● **EXERCISE PROMPT**:
Go through the listing and return every line with "this" in it.

━━━

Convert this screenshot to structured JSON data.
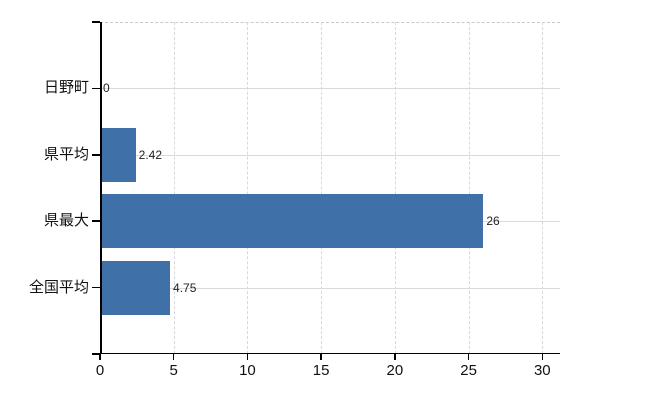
{
  "chart_data": {
    "type": "bar",
    "orientation": "horizontal",
    "title": "",
    "xlabel": "",
    "ylabel": "",
    "categories": [
      "日野町",
      "県平均",
      "県最大",
      "全国平均"
    ],
    "values": [
      0,
      2.42,
      26,
      4.75
    ],
    "value_labels": [
      "0",
      "2.42",
      "26",
      "4.75"
    ],
    "x_ticks": [
      0,
      5,
      10,
      15,
      20,
      25,
      30
    ],
    "x_tick_labels": [
      "0",
      "5",
      "10",
      "15",
      "20",
      "25",
      "30"
    ],
    "xlim": [
      0,
      31.2
    ],
    "grid": true,
    "legend": false,
    "colors": {
      "bar_fill": "#3F70A8",
      "axis": "#000000",
      "vertical_gridline": "#d8d8d8",
      "horizontal_gridline": "#d8dcd8",
      "plot_top_border": "#c9c9c9",
      "category_label": "#111111",
      "tick_label": "#111111",
      "value_label": "#222222",
      "background": "#ffffff"
    }
  }
}
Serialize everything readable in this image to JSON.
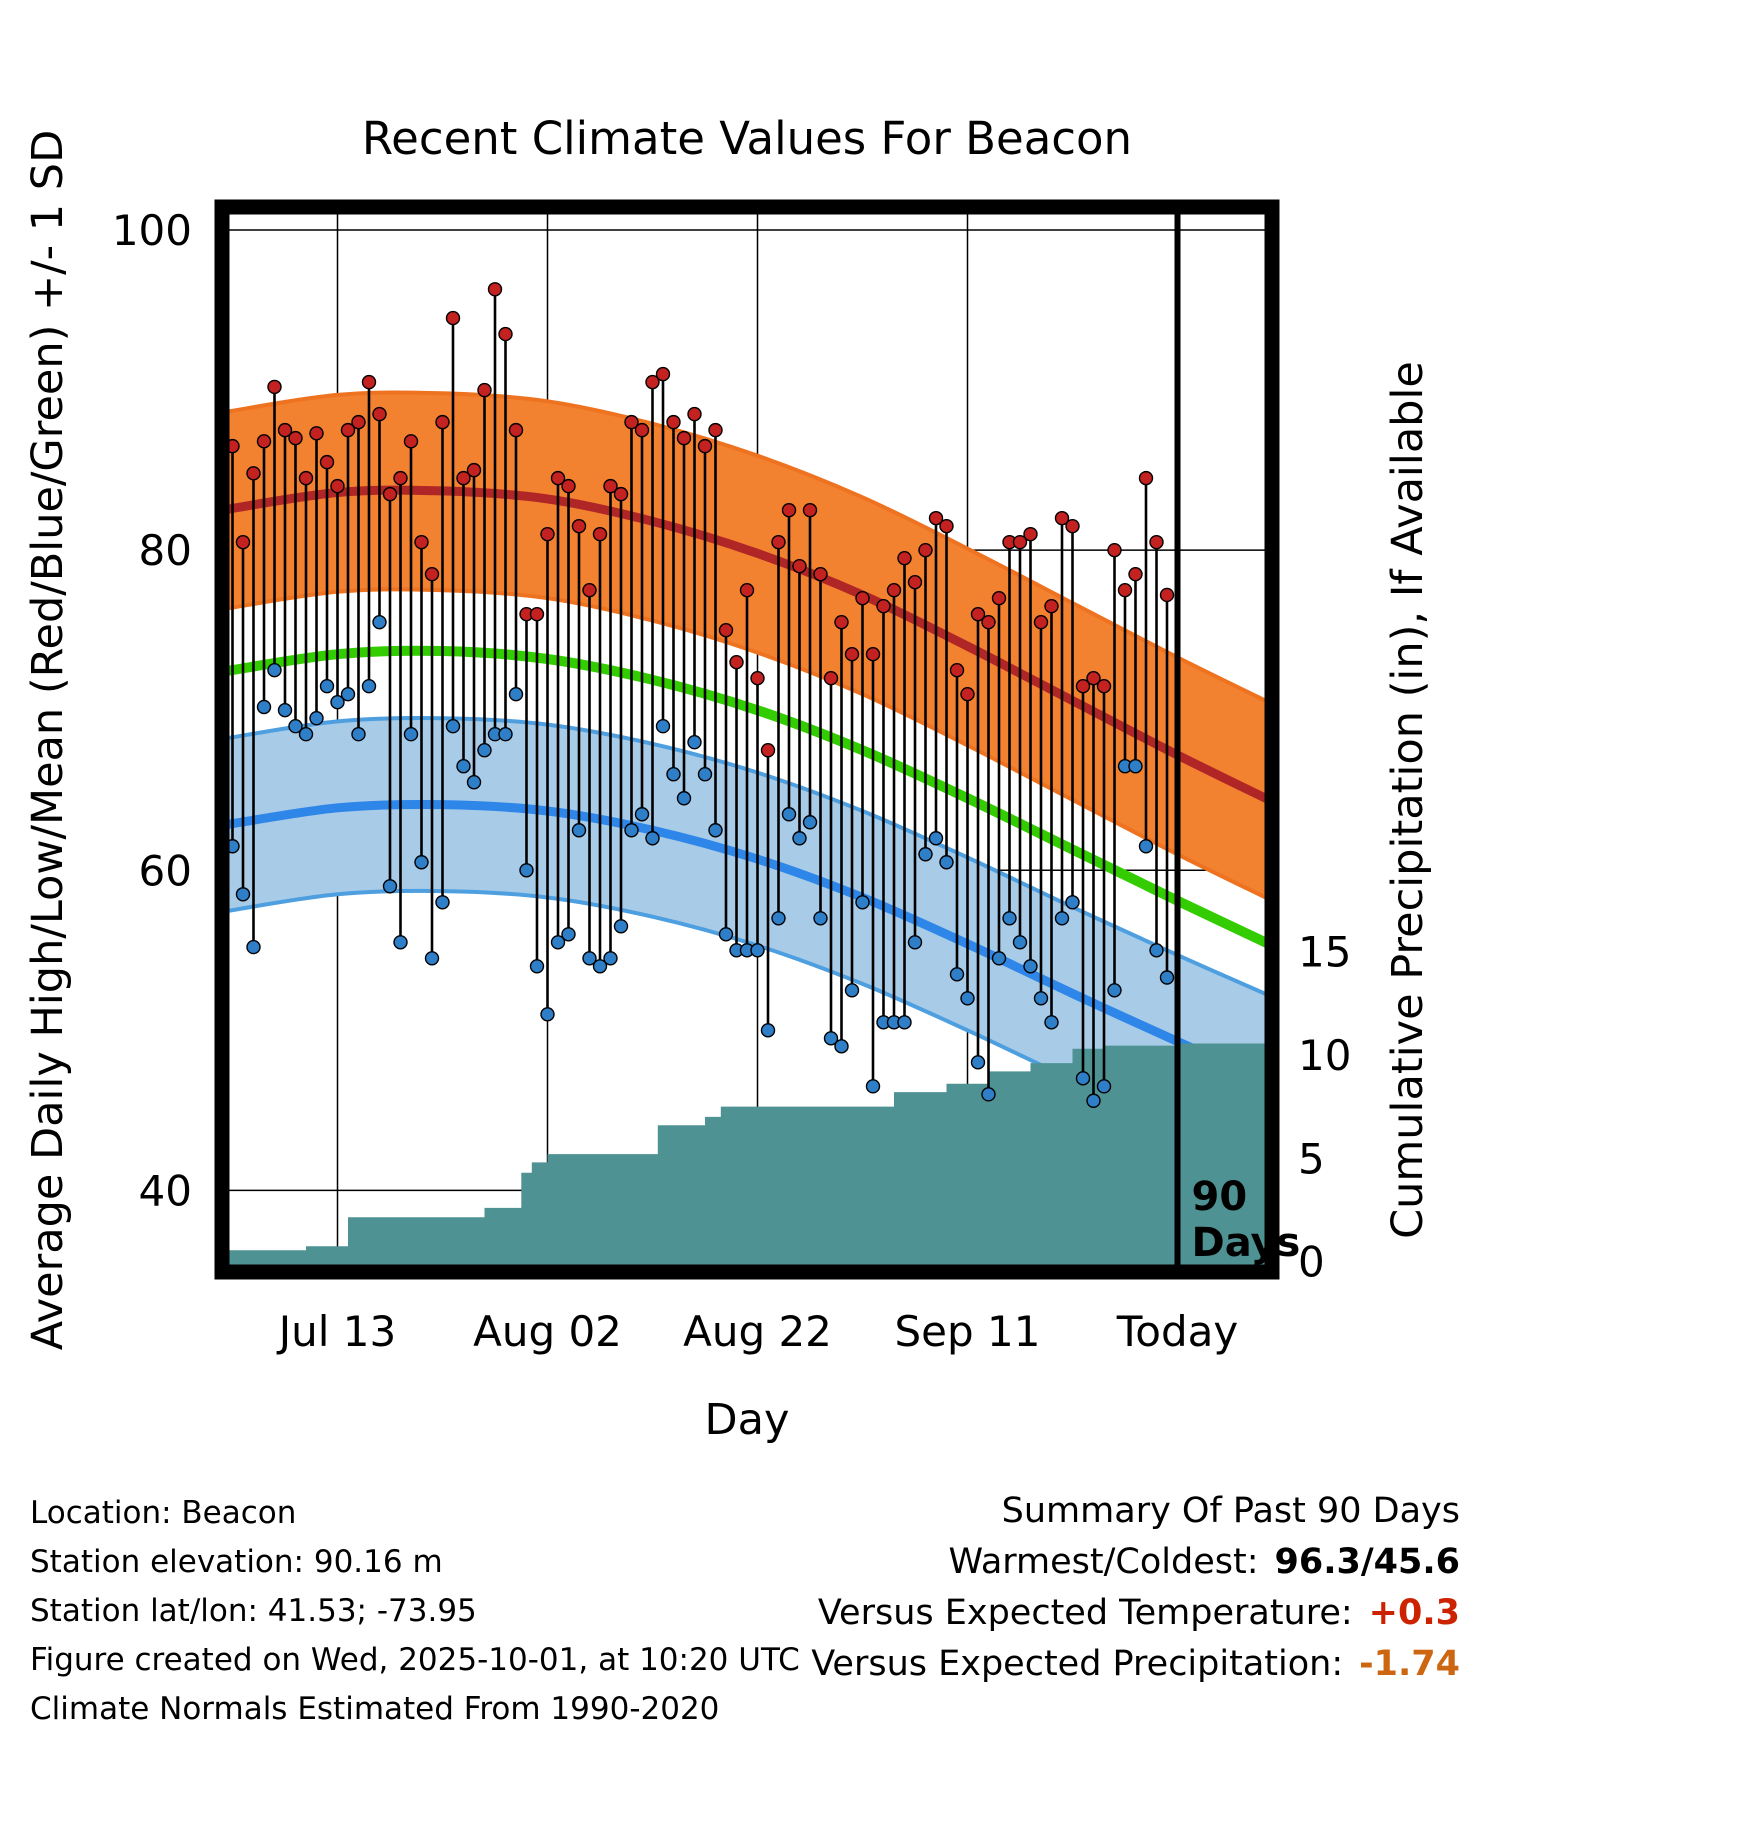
{
  "title": "Recent Climate Values For Beacon",
  "footer": {
    "lines": [
      "Location: Beacon",
      "Station elevation: 90.16 m",
      "Station lat/lon: 41.53; -73.95",
      "Figure created on Wed, 2025-10-01, at 10:20 UTC",
      "Climate Normals Estimated From 1990-2020"
    ]
  },
  "summary": {
    "heading": "Summary Of Past 90 Days",
    "rows": [
      {
        "label": "Warmest/Coldest:",
        "value": "96.3/45.6",
        "color": "#000000"
      },
      {
        "label": "Versus Expected Temperature:",
        "value": "+0.3",
        "color": "#cc2200"
      },
      {
        "label": "Versus Expected Precipitation:",
        "value": "-1.74",
        "color": "#cc6611"
      }
    ]
  },
  "chart_data": {
    "type": "line",
    "title": "Recent Climate Values For Beacon",
    "xlabel": "Day",
    "ylabel_left": "Average Daily High/Low/Mean (Red/Blue/Green) +/- 1 SD",
    "ylabel_right": "Cumulative Precipitation (in), If Available",
    "xlim_days": [
      -1,
      99
    ],
    "ylim_left": [
      34.9,
      101.44
    ],
    "ylim_right": [
      -0.5,
      51
    ],
    "x_ticks": [
      {
        "day": 10,
        "label": "Jul 13"
      },
      {
        "day": 30,
        "label": "Aug 02"
      },
      {
        "day": 50,
        "label": "Aug 22"
      },
      {
        "day": 70,
        "label": "Sep 11"
      },
      {
        "day": 90,
        "label": "Today"
      }
    ],
    "yticks_left": [
      40,
      60,
      80,
      100
    ],
    "yticks_right": [
      0,
      5,
      10,
      15
    ],
    "grid": true,
    "today_day": 90,
    "annotation_lines": [
      "90",
      "Days"
    ],
    "colors": {
      "high_band": "#F28130",
      "high_band_edge": "#EE7320",
      "high_mean": "#B02525",
      "mean_line": "#33CC00",
      "low_band": "#A8CBE8",
      "low_band_edge": "#4E9FE0",
      "low_mean": "#2E86E8",
      "precip_fill": "#4F9293",
      "high_dot": "#C42121",
      "low_dot": "#2E7EC8",
      "stem": "#000000",
      "grid": "#000000"
    },
    "normals": {
      "x": [
        -1,
        10,
        20,
        30,
        40,
        50,
        60,
        70,
        80,
        90,
        99
      ],
      "high_upper": [
        88.6,
        89.7,
        89.8,
        89.3,
        87.9,
        85.9,
        83.3,
        80.1,
        76.7,
        73.3,
        70.4
      ],
      "high_mean": [
        82.5,
        83.6,
        83.7,
        83.2,
        81.8,
        79.8,
        77.2,
        74.0,
        70.6,
        67.2,
        64.3
      ],
      "high_lower": [
        76.3,
        77.4,
        77.5,
        77.0,
        75.6,
        73.6,
        71.0,
        67.8,
        64.4,
        61.0,
        58.1
      ],
      "mean": [
        72.4,
        73.5,
        73.7,
        73.2,
        71.9,
        70.0,
        67.5,
        64.5,
        61.3,
        58.1,
        55.3
      ],
      "low_upper": [
        68.2,
        69.3,
        69.5,
        69.1,
        67.9,
        66.1,
        63.7,
        60.8,
        57.7,
        54.7,
        52.1
      ],
      "low_mean": [
        62.8,
        63.9,
        64.1,
        63.7,
        62.5,
        60.7,
        58.3,
        55.4,
        52.3,
        49.3,
        46.7
      ],
      "low_lower": [
        57.4,
        58.5,
        58.7,
        58.3,
        57.1,
        55.3,
        52.9,
        50.0,
        46.9,
        43.9,
        41.3
      ]
    },
    "daily": {
      "high": [
        86.5,
        80.5,
        84.8,
        86.8,
        90.2,
        87.5,
        87.0,
        84.5,
        87.3,
        85.5,
        84.0,
        87.5,
        88.0,
        90.5,
        88.5,
        83.5,
        84.5,
        86.8,
        80.5,
        78.5,
        88.0,
        94.5,
        84.5,
        85.0,
        90.0,
        96.3,
        93.5,
        87.5,
        76.0,
        76.0,
        81.0,
        84.5,
        84.0,
        81.5,
        77.5,
        81.0,
        84.0,
        83.5,
        88.0,
        87.5,
        90.5,
        91.0,
        88.0,
        87.0,
        88.5,
        86.5,
        87.5,
        75.0,
        73.0,
        77.5,
        72.0,
        67.5,
        80.5,
        82.5,
        79.0,
        82.5,
        78.5,
        72.0,
        75.5,
        73.5,
        77.0,
        73.5,
        76.5,
        77.5,
        79.5,
        78.0,
        80.0,
        82.0,
        81.5,
        72.5,
        71.0,
        76.0,
        75.5,
        77.0,
        80.5,
        80.5,
        81.0,
        75.5,
        76.5,
        82.0,
        81.5,
        71.5,
        72.0,
        71.5,
        80.0,
        77.5,
        78.5,
        84.5,
        80.5,
        77.2
      ],
      "low": [
        61.5,
        58.5,
        55.2,
        70.2,
        72.5,
        70.0,
        69.0,
        68.5,
        69.5,
        71.5,
        70.5,
        71.0,
        68.5,
        71.5,
        75.5,
        59.0,
        55.5,
        68.5,
        60.5,
        54.5,
        58.0,
        69.0,
        66.5,
        65.5,
        67.5,
        68.5,
        68.5,
        71.0,
        60.0,
        54.0,
        51.0,
        55.5,
        56.0,
        62.5,
        54.5,
        54.0,
        54.5,
        56.5,
        62.5,
        63.5,
        62.0,
        69.0,
        66.0,
        64.5,
        68.0,
        66.0,
        62.5,
        56.0,
        55.0,
        55.0,
        55.0,
        50.0,
        57.0,
        63.5,
        62.0,
        63.0,
        57.0,
        49.5,
        49.0,
        52.5,
        58.0,
        46.5,
        50.5,
        50.5,
        50.5,
        55.5,
        61.0,
        62.0,
        60.5,
        53.5,
        52.0,
        48.0,
        46.0,
        54.5,
        57.0,
        55.5,
        54.0,
        52.0,
        50.5,
        57.0,
        58.0,
        47.0,
        45.6,
        46.5,
        52.5,
        66.5,
        66.5,
        61.5,
        55.0,
        53.3
      ]
    },
    "precip_cumulative": {
      "points": [
        [
          -1,
          0.55
        ],
        [
          7,
          0.55
        ],
        [
          7,
          0.75
        ],
        [
          11,
          0.75
        ],
        [
          11,
          2.15
        ],
        [
          24,
          2.15
        ],
        [
          24,
          2.6
        ],
        [
          27.5,
          2.6
        ],
        [
          27.5,
          4.3
        ],
        [
          28.5,
          4.3
        ],
        [
          28.5,
          4.8
        ],
        [
          30,
          4.8
        ],
        [
          30,
          5.2
        ],
        [
          40.5,
          5.2
        ],
        [
          40.5,
          6.6
        ],
        [
          45,
          6.6
        ],
        [
          45,
          7.0
        ],
        [
          46.5,
          7.0
        ],
        [
          46.5,
          7.5
        ],
        [
          63,
          7.5
        ],
        [
          63,
          8.2
        ],
        [
          68,
          8.2
        ],
        [
          68,
          8.6
        ],
        [
          72,
          8.6
        ],
        [
          72,
          9.2
        ],
        [
          76,
          9.2
        ],
        [
          76,
          9.6
        ],
        [
          80,
          9.6
        ],
        [
          80,
          10.3
        ],
        [
          83,
          10.3
        ],
        [
          83,
          10.45
        ],
        [
          90,
          10.45
        ],
        [
          90,
          10.55
        ],
        [
          99,
          10.55
        ]
      ]
    }
  }
}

━━━

● **FINISHED ANSWER**:
Convert this screenshot to structured JSON data.
Serialize everything readable in this image to JSON.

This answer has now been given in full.